[START OF DATA TO PROCESS]
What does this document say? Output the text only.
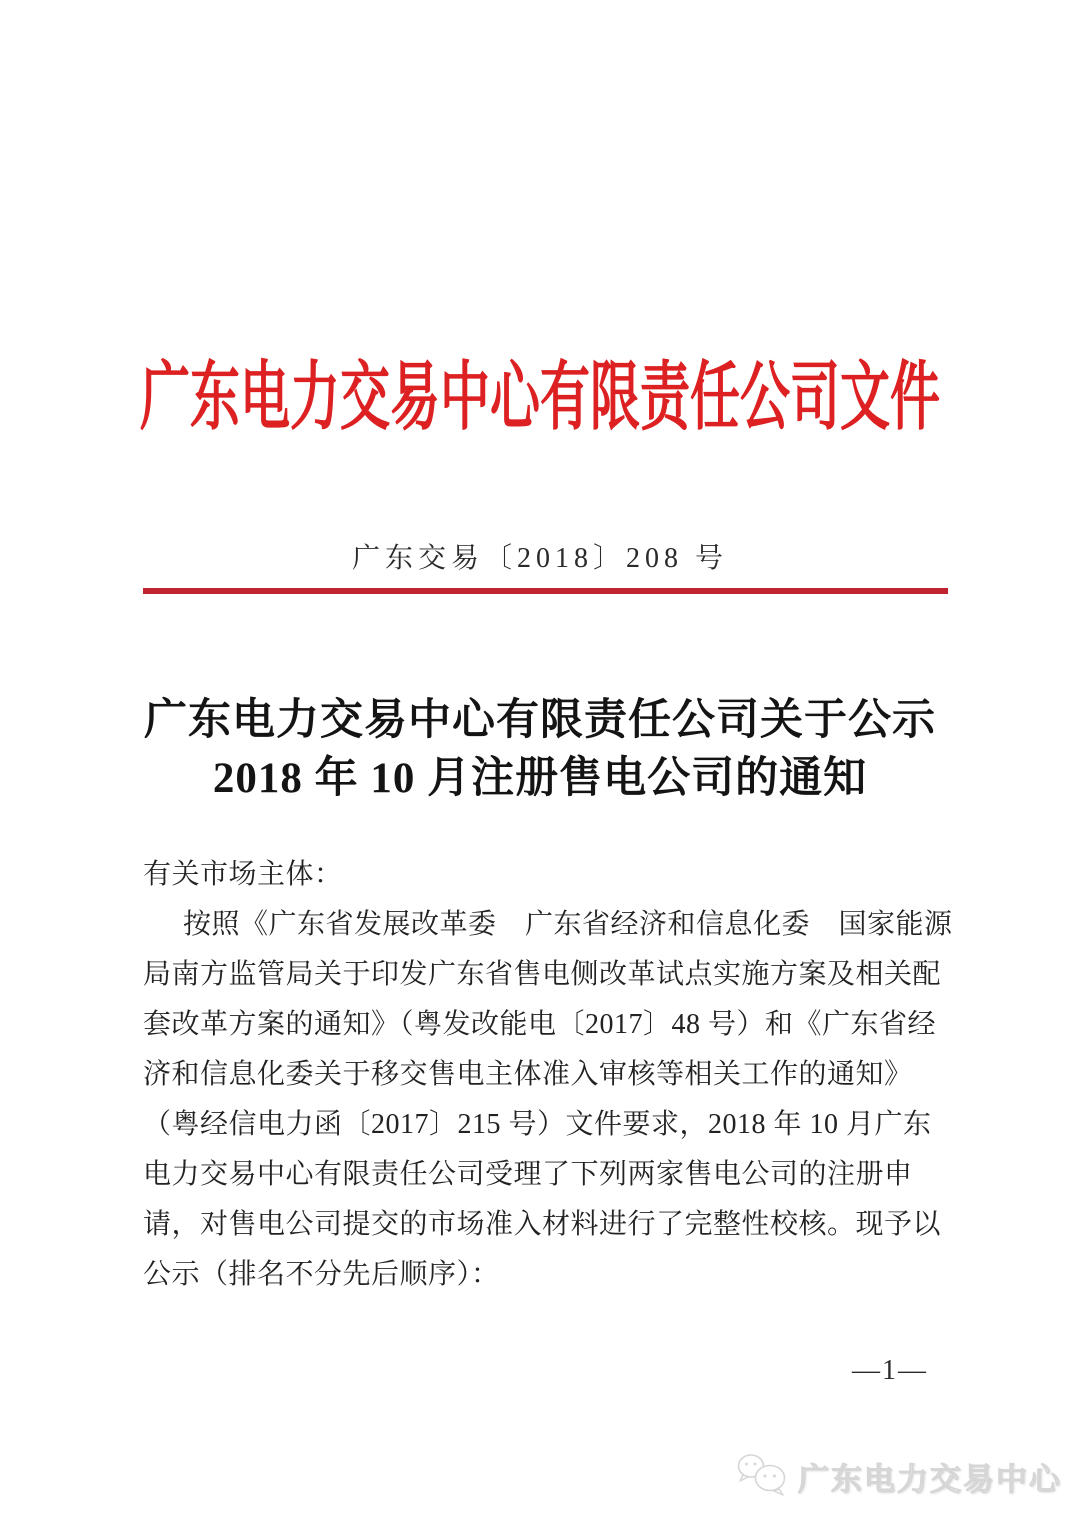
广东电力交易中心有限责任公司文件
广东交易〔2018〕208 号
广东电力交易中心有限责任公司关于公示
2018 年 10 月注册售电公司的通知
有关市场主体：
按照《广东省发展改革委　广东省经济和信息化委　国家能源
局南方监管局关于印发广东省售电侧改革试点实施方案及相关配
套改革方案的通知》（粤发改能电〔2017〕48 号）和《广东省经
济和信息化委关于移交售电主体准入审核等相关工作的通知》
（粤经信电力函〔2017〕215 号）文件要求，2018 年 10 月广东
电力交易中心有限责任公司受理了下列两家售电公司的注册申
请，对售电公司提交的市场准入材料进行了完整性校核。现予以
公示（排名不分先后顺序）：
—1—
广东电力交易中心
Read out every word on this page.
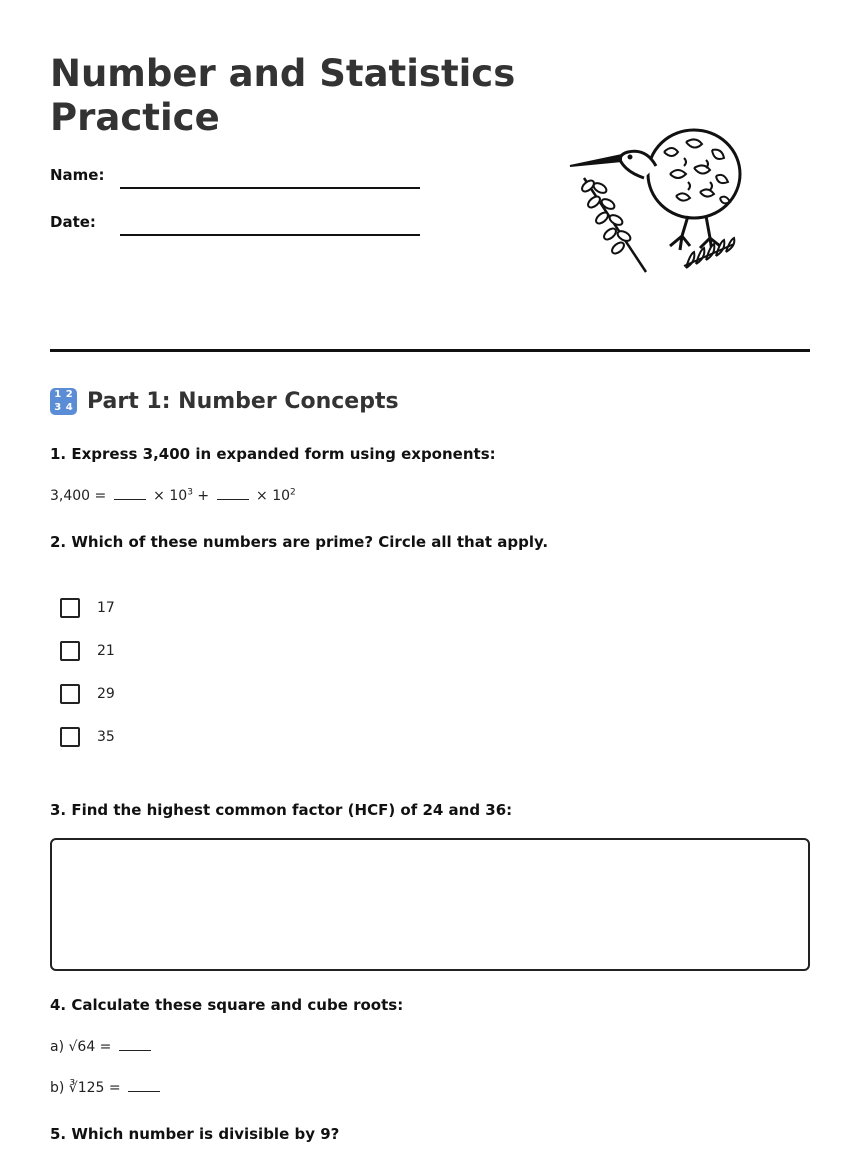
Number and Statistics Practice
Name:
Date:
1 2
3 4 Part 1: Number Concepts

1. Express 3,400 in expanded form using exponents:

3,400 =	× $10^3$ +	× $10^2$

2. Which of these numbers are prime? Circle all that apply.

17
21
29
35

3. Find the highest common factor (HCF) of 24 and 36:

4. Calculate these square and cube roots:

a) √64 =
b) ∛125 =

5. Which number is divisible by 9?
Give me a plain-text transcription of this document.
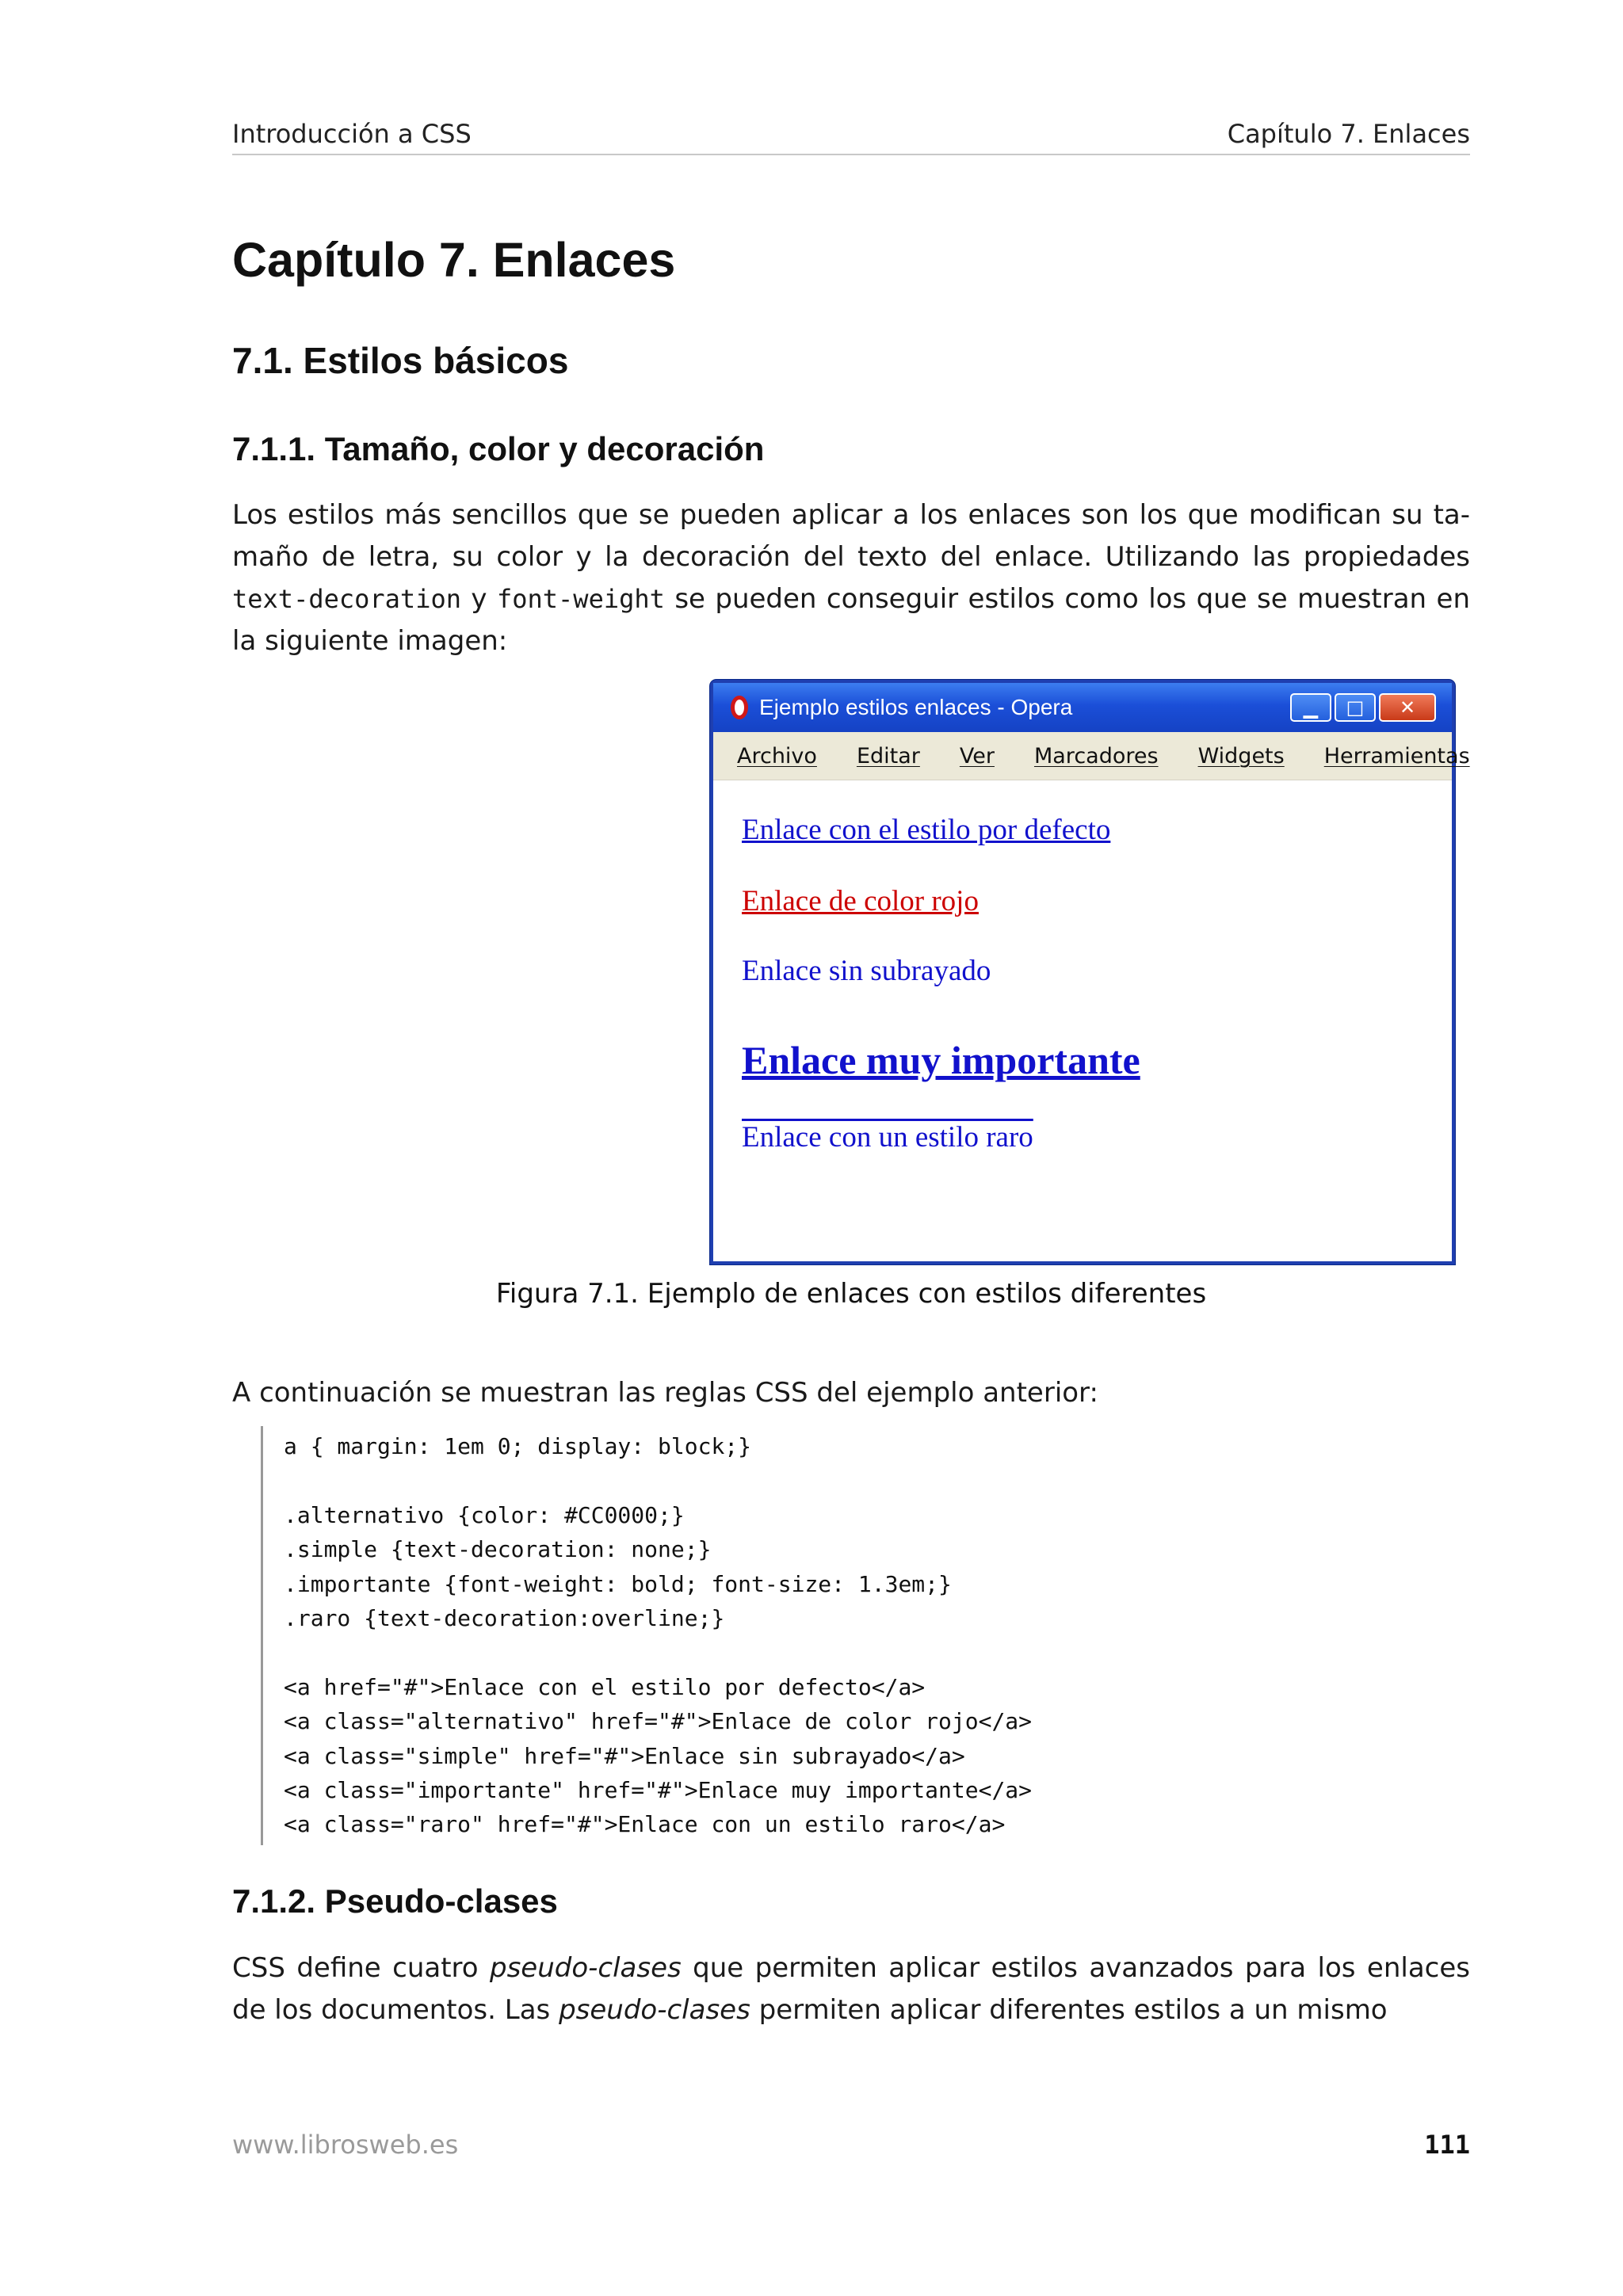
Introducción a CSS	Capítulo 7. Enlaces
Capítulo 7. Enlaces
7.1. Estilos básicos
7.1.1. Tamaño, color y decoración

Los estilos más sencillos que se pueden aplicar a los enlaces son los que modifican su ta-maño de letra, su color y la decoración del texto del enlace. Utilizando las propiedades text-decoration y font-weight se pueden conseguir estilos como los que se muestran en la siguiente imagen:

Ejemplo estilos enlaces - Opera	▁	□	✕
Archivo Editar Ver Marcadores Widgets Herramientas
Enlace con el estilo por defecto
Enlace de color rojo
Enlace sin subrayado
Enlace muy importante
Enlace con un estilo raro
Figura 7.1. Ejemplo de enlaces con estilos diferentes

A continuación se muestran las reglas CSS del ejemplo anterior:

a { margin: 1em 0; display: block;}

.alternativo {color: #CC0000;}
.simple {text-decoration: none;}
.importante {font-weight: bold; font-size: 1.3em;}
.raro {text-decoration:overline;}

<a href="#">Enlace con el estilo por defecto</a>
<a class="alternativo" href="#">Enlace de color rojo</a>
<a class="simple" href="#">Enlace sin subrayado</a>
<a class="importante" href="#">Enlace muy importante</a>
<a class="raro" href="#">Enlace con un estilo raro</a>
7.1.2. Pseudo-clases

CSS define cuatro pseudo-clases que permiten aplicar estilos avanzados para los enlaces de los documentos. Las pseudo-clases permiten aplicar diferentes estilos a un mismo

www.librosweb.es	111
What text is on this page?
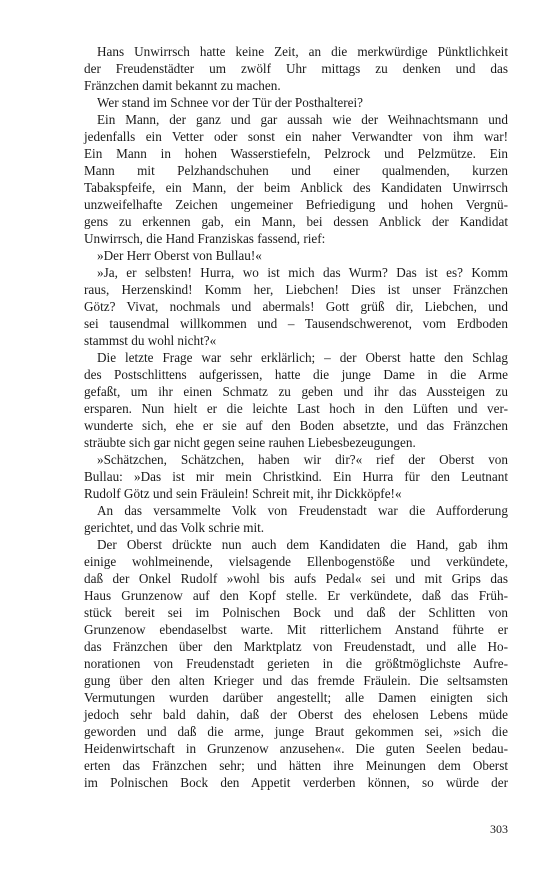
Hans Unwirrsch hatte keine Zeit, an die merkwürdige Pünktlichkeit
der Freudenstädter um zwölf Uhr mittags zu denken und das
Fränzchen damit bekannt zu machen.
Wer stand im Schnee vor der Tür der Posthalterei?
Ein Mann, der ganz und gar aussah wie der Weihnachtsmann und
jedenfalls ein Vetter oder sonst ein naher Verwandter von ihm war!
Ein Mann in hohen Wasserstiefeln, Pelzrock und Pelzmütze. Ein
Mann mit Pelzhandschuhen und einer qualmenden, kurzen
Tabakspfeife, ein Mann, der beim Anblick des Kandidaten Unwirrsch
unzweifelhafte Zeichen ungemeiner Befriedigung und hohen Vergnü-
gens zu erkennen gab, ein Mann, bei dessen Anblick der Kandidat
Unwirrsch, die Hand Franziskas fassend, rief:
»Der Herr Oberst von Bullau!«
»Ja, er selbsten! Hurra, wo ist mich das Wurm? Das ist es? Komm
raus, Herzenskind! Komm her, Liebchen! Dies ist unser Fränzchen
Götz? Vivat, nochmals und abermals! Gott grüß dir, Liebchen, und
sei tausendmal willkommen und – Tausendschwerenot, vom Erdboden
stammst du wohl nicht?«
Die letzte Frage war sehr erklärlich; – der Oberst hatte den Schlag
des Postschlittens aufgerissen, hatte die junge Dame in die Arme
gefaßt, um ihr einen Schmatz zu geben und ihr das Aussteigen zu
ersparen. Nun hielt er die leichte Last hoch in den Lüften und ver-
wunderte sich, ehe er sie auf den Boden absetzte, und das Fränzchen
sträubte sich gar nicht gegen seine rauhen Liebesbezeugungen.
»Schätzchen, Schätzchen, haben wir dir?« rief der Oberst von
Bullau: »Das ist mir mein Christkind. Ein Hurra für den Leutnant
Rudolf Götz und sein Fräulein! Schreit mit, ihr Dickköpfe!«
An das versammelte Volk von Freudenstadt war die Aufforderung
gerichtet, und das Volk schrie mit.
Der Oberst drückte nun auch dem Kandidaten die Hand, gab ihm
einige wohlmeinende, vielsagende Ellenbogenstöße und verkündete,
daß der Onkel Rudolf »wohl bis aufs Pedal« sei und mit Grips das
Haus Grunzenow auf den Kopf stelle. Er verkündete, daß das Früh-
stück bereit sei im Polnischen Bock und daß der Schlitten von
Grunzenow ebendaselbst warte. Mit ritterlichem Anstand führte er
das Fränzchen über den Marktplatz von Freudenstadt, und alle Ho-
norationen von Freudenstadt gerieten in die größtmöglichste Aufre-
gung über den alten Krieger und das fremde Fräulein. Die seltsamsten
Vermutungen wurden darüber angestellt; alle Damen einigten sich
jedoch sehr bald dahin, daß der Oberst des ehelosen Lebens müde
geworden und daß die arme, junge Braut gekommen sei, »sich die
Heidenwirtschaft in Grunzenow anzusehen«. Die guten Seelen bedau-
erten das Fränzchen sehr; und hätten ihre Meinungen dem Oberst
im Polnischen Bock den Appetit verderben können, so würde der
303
[END OF DATA TO PROCESS]
From the records given above, copy all lines containing "Freudenstadt".

== EXPECTED ANSWER ==
An das versammelte Volk von Freudenstadt war die Aufforderung
das Fränzchen über den Marktplatz von Freudenstadt, und alle Ho-
norationen von Freudenstadt gerieten in die größtmöglichste Aufre-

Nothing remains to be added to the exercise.